** Start Source records **

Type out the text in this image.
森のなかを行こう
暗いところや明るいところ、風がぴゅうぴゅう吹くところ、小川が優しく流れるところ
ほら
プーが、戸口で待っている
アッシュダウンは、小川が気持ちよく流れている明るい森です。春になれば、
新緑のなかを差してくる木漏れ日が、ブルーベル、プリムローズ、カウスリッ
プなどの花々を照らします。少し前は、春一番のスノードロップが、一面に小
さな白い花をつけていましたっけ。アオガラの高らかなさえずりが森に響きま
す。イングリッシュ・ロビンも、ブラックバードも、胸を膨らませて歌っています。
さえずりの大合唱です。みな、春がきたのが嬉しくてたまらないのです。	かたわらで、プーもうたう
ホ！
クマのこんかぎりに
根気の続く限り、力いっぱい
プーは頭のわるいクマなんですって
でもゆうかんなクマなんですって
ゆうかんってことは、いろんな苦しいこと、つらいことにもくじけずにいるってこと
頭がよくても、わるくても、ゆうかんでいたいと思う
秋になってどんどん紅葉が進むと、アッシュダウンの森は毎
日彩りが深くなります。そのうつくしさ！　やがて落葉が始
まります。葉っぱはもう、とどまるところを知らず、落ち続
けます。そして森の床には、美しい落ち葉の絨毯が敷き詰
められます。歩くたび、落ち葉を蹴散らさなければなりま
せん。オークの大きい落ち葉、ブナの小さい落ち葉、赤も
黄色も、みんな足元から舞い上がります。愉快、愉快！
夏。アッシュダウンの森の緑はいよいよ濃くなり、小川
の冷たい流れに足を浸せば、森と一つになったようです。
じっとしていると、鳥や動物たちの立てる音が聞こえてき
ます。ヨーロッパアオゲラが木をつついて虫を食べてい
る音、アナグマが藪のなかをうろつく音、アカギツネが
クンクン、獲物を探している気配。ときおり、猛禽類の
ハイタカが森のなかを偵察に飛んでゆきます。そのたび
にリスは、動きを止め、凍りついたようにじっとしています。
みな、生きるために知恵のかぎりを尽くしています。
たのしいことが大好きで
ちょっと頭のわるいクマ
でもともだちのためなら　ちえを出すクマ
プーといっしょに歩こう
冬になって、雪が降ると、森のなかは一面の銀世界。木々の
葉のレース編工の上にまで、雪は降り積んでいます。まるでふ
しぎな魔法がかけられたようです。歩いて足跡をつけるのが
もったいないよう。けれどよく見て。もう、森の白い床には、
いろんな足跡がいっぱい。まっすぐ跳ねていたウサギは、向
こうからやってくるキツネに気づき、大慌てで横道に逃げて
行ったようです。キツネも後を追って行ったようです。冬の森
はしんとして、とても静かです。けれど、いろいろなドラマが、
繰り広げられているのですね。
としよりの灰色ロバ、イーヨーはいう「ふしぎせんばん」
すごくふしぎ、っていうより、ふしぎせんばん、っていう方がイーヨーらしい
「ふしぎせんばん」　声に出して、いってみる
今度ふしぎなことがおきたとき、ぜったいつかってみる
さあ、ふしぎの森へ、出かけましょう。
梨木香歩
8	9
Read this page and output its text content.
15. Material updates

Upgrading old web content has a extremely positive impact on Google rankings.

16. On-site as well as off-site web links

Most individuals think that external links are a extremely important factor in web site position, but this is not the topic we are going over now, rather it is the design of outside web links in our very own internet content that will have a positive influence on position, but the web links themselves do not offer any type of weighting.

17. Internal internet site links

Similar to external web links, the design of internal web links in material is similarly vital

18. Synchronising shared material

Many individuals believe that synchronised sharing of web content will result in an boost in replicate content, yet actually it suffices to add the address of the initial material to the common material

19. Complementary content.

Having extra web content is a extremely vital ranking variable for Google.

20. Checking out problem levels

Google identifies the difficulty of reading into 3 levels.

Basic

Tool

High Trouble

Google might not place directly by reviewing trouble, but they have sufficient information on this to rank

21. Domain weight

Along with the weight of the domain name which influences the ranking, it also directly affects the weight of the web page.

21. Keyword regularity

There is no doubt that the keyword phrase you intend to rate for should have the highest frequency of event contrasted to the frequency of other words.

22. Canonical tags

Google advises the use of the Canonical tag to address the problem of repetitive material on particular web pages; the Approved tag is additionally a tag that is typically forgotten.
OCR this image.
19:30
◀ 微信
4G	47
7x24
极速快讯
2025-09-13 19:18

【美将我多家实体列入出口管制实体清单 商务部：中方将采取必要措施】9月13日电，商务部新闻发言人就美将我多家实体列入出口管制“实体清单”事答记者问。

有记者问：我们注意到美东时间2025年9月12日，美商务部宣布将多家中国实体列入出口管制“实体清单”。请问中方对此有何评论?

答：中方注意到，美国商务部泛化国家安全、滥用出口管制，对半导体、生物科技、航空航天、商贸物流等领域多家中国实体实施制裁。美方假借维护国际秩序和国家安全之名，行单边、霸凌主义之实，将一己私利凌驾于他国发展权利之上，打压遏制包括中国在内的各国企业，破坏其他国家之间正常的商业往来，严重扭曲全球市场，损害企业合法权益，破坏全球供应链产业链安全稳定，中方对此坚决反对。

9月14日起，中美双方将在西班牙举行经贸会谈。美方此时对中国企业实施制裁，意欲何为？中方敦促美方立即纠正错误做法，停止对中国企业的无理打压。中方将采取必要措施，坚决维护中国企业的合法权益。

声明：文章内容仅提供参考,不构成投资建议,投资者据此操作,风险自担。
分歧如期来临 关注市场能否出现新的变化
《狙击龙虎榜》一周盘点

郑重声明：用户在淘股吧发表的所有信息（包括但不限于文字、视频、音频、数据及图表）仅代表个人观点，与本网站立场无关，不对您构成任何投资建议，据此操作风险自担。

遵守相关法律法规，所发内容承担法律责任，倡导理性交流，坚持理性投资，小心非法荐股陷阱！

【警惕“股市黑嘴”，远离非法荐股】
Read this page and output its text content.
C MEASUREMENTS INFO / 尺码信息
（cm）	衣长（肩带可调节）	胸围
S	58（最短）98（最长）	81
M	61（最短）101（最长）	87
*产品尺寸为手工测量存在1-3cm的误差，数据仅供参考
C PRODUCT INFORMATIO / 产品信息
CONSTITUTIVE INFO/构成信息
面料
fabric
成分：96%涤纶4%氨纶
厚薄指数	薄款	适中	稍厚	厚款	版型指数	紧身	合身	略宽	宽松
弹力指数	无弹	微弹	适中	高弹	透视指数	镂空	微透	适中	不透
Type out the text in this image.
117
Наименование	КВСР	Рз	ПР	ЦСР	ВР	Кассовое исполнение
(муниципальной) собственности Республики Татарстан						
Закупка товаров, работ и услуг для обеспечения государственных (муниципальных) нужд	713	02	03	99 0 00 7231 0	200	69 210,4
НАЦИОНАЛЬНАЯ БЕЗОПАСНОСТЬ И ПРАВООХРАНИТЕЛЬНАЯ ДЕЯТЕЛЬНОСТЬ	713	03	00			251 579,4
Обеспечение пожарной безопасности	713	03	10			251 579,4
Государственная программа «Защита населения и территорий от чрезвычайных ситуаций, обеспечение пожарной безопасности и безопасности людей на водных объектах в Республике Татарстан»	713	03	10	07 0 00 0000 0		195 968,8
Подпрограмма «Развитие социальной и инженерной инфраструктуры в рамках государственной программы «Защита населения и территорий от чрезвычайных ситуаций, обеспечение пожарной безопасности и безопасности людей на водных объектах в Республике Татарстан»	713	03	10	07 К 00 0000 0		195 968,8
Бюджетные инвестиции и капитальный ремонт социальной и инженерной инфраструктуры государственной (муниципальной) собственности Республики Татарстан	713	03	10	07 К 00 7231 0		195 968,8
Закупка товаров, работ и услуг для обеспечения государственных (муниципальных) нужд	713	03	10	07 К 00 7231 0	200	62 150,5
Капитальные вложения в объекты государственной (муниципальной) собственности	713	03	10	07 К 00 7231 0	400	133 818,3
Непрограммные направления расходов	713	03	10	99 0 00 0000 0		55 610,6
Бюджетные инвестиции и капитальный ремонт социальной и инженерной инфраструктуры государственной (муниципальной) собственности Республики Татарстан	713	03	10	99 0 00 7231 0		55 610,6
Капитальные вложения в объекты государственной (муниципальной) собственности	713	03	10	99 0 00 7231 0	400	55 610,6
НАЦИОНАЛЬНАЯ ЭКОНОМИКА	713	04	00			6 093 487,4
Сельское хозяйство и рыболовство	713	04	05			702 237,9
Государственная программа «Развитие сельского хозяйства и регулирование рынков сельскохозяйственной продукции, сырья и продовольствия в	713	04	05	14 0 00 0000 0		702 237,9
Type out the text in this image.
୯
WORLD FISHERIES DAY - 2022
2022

** End Source records **

Your task is to list each line of the records with the word "Защита".

Государственная программа «Защита населения и территорий от чрезвычайных ситуаций, обеспечение пожарной безопасности и безопасности людей на водных объектах в Республике Татарстан»	713	03	10	07 0 00 0000 0		195 968,8
Подпрограмма «Развитие социальной и инженерной инфраструктуры в рамках государственной программы «Защита населения и территорий от чрезвычайных ситуаций, обеспечение пожарной безопасности и безопасности людей на водных объектах в Республике Татарстан»	713	03	10	07 К 00 0000 0		195 968,8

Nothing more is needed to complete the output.